TASK BRIEF >>
Leave out the pictures and repeat the rest of the material exactly.

Data excerpts
——

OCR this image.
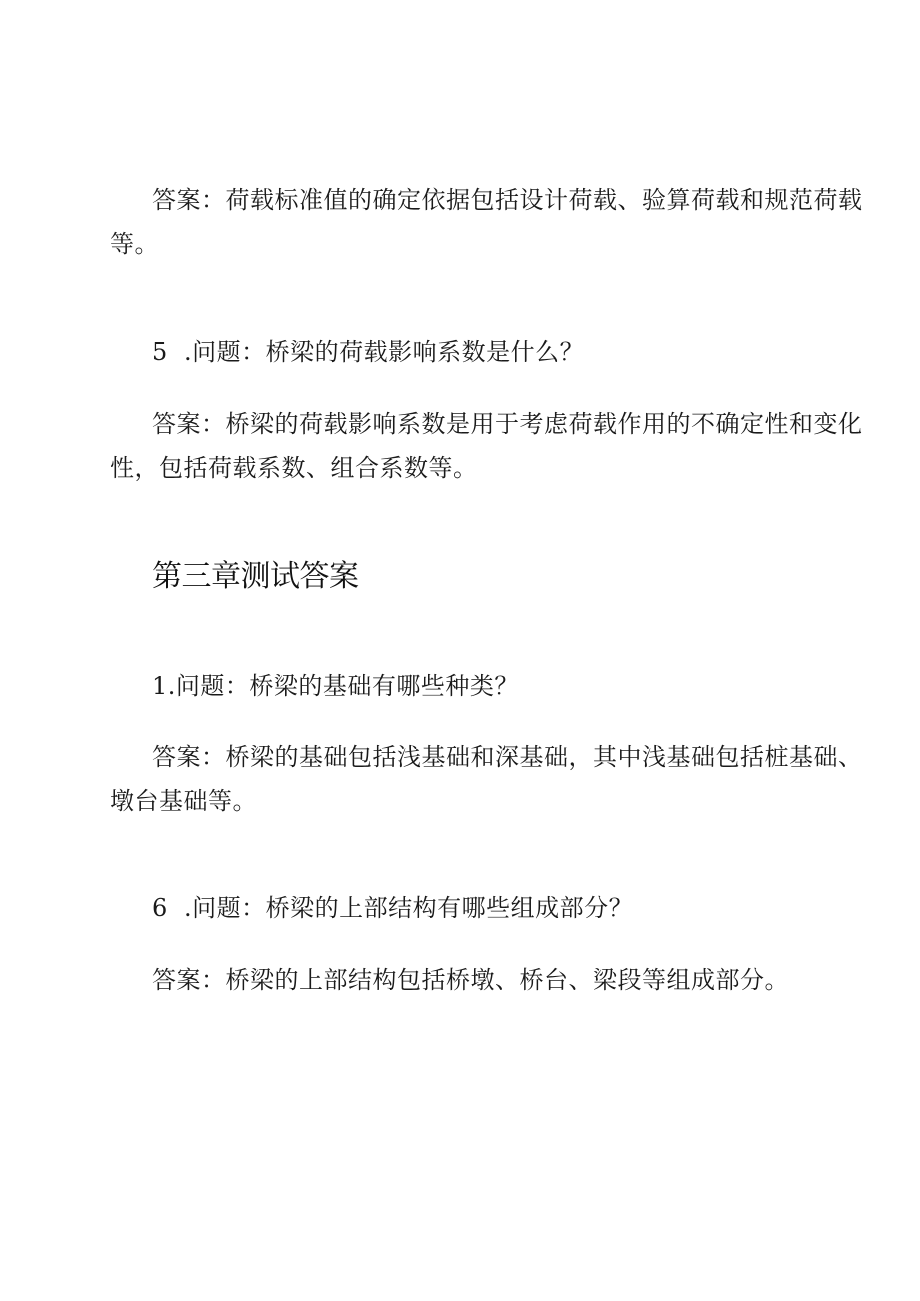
答案：荷载标准值的确定依据包括设计荷载、验算荷载和规范荷载
等。
5  .问题：桥梁的荷载影响系数是什么？
答案：桥梁的荷载影响系数是用于考虑荷载作用的不确定性和变化
性，包括荷载系数、组合系数等。
第三章测试答案
1.问题：桥梁的基础有哪些种类？
答案：桥梁的基础包括浅基础和深基础，其中浅基础包括桩基础、
墩台基础等。
6  .问题：桥梁的上部结构有哪些组成部分？
答案：桥梁的上部结构包括桥墩、桥台、梁段等组成部分。
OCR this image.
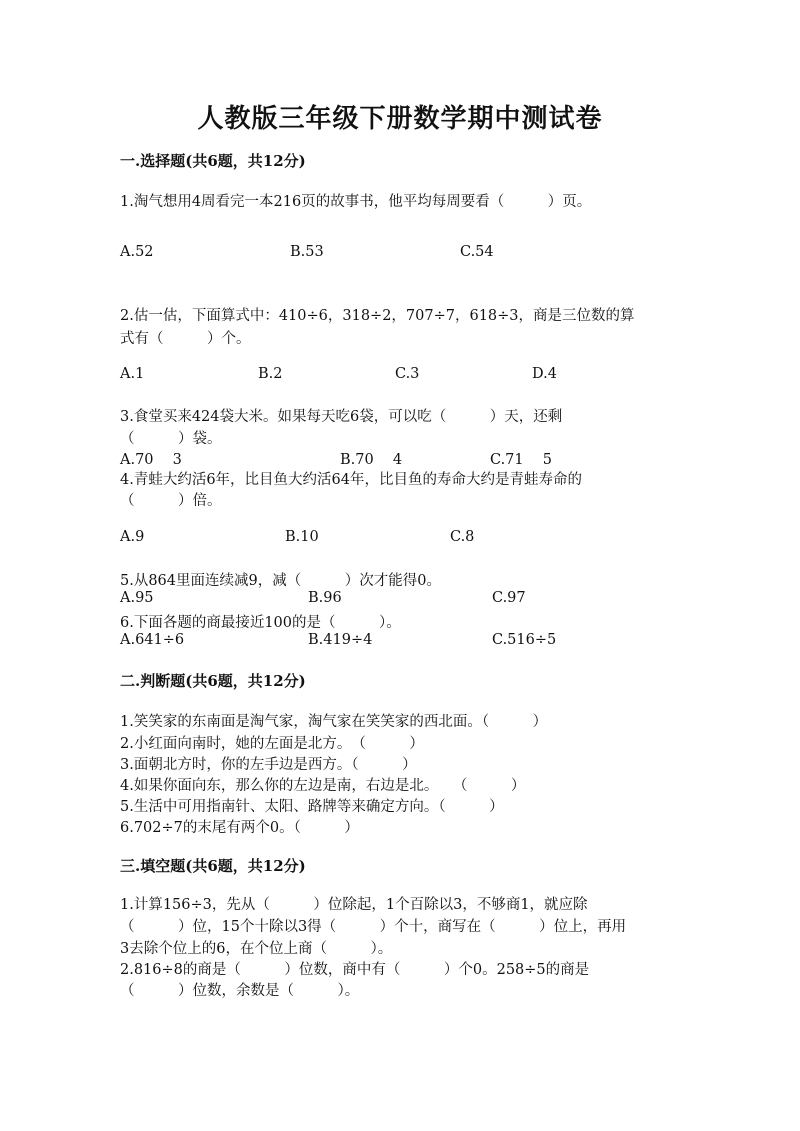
人教版三年级下册数学期中测试卷
一.选择题(共6题，共12分)
1.淘气想用4周看完一本216页的故事书，他平均每周要看（　　　）页。
A.52	B.53	C.54
2.估一估，下面算式中：410÷6，318÷2，707÷7，618÷3，商是三位数的算
式有（　　　）个。
A.1	B.2	C.3	D.4
3.食堂买来424袋大米。如果每天吃6袋，可以吃（　　　）天，还剩
（　　　）袋。
A.70　 3	B.70　 4	C.71　 5
4.青蛙大约活6年，比目鱼大约活64年，比目鱼的寿命大约是青蛙寿命的
（　　　）倍。
A.9	B.10	C.8
5.从864里面连续减9，减（　　　）次才能得0。
A.95	B.96	C.97
6.下面各题的商最接近100的是（　　　）。
A.641÷6	B.419÷4	C.516÷5
二.判断题(共6题，共12分)
1.笑笑家的东南面是淘气家，淘气家在笑笑家的西北面。（　　　）
2.小红面向南时，她的左面是北方。　（　　　）
3.面朝北方时，你的左手边是西方。（　　　）
4.如果你面向东，那么你的左边是南，右边是北。　　（　　　）
5.生活中可用指南针、太阳、路牌等来确定方向。（　　　）
6.702÷7的末尾有两个0。（　　　）
三.填空题(共6题，共12分)
1.计算156÷3，先从（　　　）位除起，1个百除以3，不够商1，就应除
（　　　）位，15个十除以3得（　　　）个十，商写在（　　　）位上，再用
3去除个位上的6，在个位上商（　　　）。
2.816÷8的商是（　　　）位数，商中有（　　　）个0。258÷5的商是
（　　　）位数，余数是（　　　）。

——

EXERCISE OUTPUT >>
OCR this image.
答案：荷载标准值的确定依据包括设计荷载、验算荷载和规范荷载
等。
5  .问题：桥梁的荷载影响系数是什么？
答案：桥梁的荷载影响系数是用于考虑荷载作用的不确定性和变化
性，包括荷载系数、组合系数等。
第三章测试答案
1.问题：桥梁的基础有哪些种类？
答案：桥梁的基础包括浅基础和深基础，其中浅基础包括桩基础、
墩台基础等。
6  .问题：桥梁的上部结构有哪些组成部分？
答案：桥梁的上部结构包括桥墩、桥台、梁段等组成部分。
OCR this image.
人教版三年级下册数学期中测试卷
一.选择题(共6题，共12分)
1.淘气想用4周看完一本216页的故事书，他平均每周要看（　　　）页。
A.52	B.53	C.54
2.估一估，下面算式中：410÷6，318÷2，707÷7，618÷3，商是三位数的算
式有（　　　）个。
A.1	B.2	C.3	D.4
3.食堂买来424袋大米。如果每天吃6袋，可以吃（　　　）天，还剩
（　　　）袋。
A.70　 3	B.70　 4	C.71　 5
4.青蛙大约活6年，比目鱼大约活64年，比目鱼的寿命大约是青蛙寿命的
（　　　）倍。
A.9	B.10	C.8
5.从864里面连续减9，减（　　　）次才能得0。
A.95	B.96	C.97
6.下面各题的商最接近100的是（　　　）。
A.641÷6	B.419÷4	C.516÷5
二.判断题(共6题，共12分)
1.笑笑家的东南面是淘气家，淘气家在笑笑家的西北面。（　　　）
2.小红面向南时，她的左面是北方。　（　　　）
3.面朝北方时，你的左手边是西方。（　　　）
4.如果你面向东，那么你的左边是南，右边是北。　　（　　　）
5.生活中可用指南针、太阳、路牌等来确定方向。（　　　）
6.702÷7的末尾有两个0。（　　　）
三.填空题(共6题，共12分)
1.计算156÷3，先从（　　　）位除起，1个百除以3，不够商1，就应除
（　　　）位，15个十除以3得（　　　）个十，商写在（　　　）位上，再用
3去除个位上的6，在个位上商（　　　）。
2.816÷8的商是（　　　）位数，商中有（　　　）个0。258÷5的商是
（　　　）位数，余数是（　　　）。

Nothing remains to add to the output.